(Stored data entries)
^^^^

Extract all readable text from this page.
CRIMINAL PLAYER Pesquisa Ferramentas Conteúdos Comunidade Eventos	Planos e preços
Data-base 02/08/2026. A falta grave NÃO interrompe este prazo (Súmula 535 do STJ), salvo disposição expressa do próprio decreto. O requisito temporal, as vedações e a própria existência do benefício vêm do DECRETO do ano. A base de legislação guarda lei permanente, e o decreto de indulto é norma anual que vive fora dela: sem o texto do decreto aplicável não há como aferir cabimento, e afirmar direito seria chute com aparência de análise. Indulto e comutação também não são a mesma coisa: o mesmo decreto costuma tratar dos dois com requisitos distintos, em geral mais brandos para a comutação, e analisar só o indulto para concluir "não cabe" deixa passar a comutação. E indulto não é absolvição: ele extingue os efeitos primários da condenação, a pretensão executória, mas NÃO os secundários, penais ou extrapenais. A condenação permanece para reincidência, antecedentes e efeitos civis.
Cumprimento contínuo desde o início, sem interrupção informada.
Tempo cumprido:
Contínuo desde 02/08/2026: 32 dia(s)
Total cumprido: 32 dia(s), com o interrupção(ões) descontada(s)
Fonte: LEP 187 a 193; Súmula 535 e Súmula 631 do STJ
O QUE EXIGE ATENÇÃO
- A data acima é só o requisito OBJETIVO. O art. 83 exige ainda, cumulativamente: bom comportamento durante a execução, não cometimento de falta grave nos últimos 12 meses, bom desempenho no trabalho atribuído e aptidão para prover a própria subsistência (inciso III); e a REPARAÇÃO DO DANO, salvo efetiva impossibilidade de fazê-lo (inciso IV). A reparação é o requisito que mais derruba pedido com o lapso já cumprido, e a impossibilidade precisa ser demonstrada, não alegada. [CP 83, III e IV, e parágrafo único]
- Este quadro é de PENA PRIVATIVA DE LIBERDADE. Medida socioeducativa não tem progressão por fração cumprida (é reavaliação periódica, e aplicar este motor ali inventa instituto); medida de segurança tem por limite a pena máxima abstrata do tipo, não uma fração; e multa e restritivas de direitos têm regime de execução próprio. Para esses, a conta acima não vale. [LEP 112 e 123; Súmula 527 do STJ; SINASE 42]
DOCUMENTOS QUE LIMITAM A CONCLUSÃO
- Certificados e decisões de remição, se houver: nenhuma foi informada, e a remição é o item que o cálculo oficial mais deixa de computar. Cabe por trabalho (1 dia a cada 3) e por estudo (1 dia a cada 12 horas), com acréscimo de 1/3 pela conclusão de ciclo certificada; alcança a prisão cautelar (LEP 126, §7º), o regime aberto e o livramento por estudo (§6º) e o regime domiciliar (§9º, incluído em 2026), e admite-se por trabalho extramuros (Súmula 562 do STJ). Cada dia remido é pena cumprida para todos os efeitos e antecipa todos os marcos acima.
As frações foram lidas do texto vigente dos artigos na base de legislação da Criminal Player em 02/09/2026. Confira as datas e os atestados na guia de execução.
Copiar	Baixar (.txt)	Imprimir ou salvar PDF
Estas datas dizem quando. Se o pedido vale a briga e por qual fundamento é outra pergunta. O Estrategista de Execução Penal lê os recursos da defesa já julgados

^^^^

WHAT THE TASK ASKS =
All lines in the data that contain the word "própria" should be copied.

PROBLEM SOLUTION =
Data-base 02/08/2026. A falta grave NÃO interrompe este prazo (Súmula 535 do STJ), salvo disposição expressa do próprio decreto. O requisito temporal, as vedações e a própria existência do benefício vêm do DECRETO do ano. A base de legislação guarda lei permanente, e o decreto de indulto é norma anual que vive fora dela: sem o texto do decreto aplicável não há como aferir cabimento, e afirmar direito seria chute com aparência de análise. Indulto e comutação também não são a mesma coisa: o mesmo decreto costuma tratar dos dois com requisitos distintos, em geral mais brandos para a comutação, e analisar só o indulto para concluir "não cabe" deixa passar a comutação. E indulto não é absolvição: ele extingue os efeitos primários da condenação, a pretensão executória, mas NÃO os secundários, penais ou extrapenais. A condenação permanece para reincidência, antecedentes e efeitos civis.
- A data acima é só o requisito OBJETIVO. O art. 83 exige ainda, cumulativamente: bom comportamento durante a execução, não cometimento de falta grave nos últimos 12 meses, bom desempenho no trabalho atribuído e aptidão para prover a própria subsistência (inciso III); e a REPARAÇÃO DO DANO, salvo efetiva impossibilidade de fazê-lo (inciso IV). A reparação é o requisito que mais derruba pedido com o lapso já cumprido, e a impossibilidade precisa ser demonstrada, não alegada. [CP 83, III e IV, e parágrafo único]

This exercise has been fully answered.